[Figure contents as structured data]
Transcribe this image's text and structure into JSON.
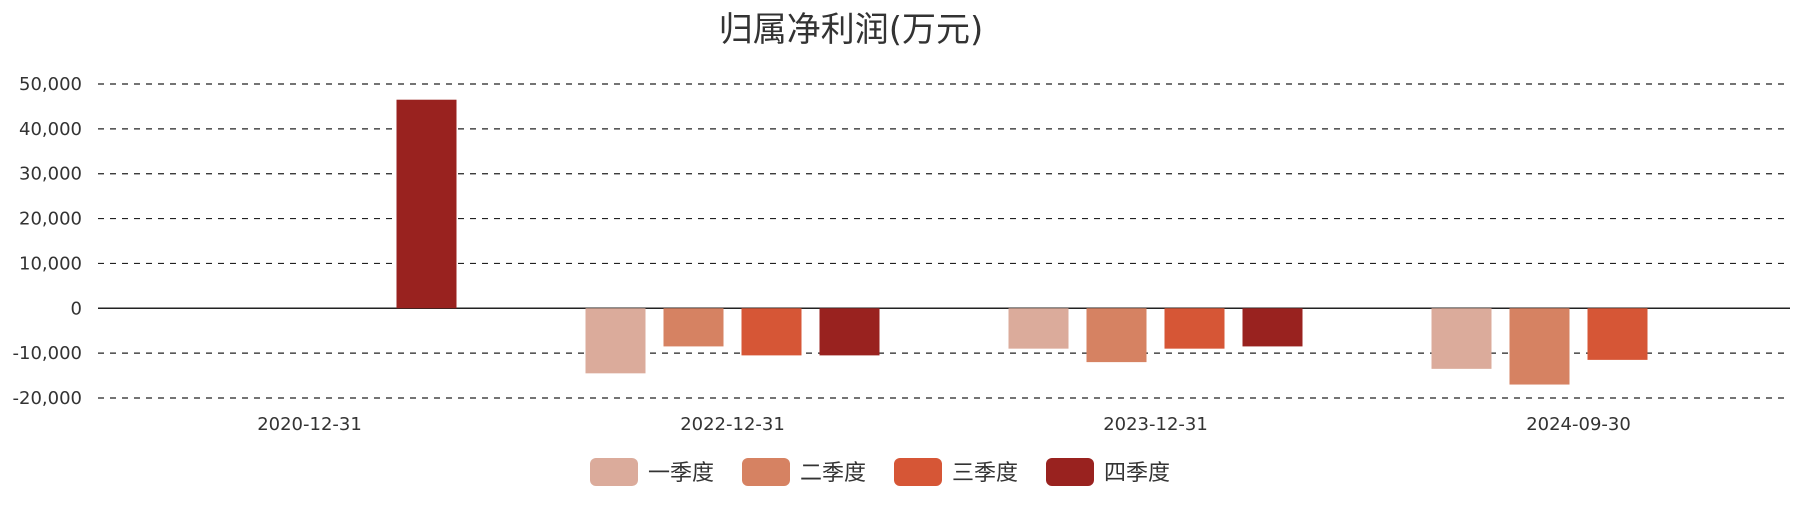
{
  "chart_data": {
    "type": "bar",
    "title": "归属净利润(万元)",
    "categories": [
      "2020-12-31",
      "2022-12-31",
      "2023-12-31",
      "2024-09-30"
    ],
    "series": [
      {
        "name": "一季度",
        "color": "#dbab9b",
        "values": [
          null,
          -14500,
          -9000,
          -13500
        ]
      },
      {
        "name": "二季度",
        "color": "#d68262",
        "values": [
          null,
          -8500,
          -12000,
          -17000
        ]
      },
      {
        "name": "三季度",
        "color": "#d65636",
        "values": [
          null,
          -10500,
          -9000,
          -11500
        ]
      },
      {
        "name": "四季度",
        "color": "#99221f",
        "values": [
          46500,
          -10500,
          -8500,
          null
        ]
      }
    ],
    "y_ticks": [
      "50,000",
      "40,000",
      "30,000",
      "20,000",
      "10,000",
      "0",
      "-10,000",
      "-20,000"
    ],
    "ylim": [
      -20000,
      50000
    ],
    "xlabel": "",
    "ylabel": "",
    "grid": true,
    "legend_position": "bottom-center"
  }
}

_SHORT PROBLEM_
Copy the records above exactly, omitting every picture.

_EXERCISE OUTPUT_
Transcribe this image's text and structure into JSON.
{
  "chart_data": {
    "type": "bar",
    "title": "归属净利润(万元)",
    "categories": [
      "2020-12-31",
      "2022-12-31",
      "2023-12-31",
      "2024-09-30"
    ],
    "series": [
      {
        "name": "一季度",
        "color": "#dbab9b",
        "values": [
          null,
          -14500,
          -9000,
          -13500
        ]
      },
      {
        "name": "二季度",
        "color": "#d68262",
        "values": [
          null,
          -8500,
          -12000,
          -17000
        ]
      },
      {
        "name": "三季度",
        "color": "#d65636",
        "values": [
          null,
          -10500,
          -9000,
          -11500
        ]
      },
      {
        "name": "四季度",
        "color": "#99221f",
        "values": [
          46500,
          -10500,
          -8500,
          null
        ]
      }
    ],
    "y_ticks": [
      "50,000",
      "40,000",
      "30,000",
      "20,000",
      "10,000",
      "0",
      "-10,000",
      "-20,000"
    ],
    "ylim": [
      -20000,
      50000
    ],
    "xlabel": "",
    "ylabel": "",
    "grid": true,
    "legend_position": "bottom-center"
  }
}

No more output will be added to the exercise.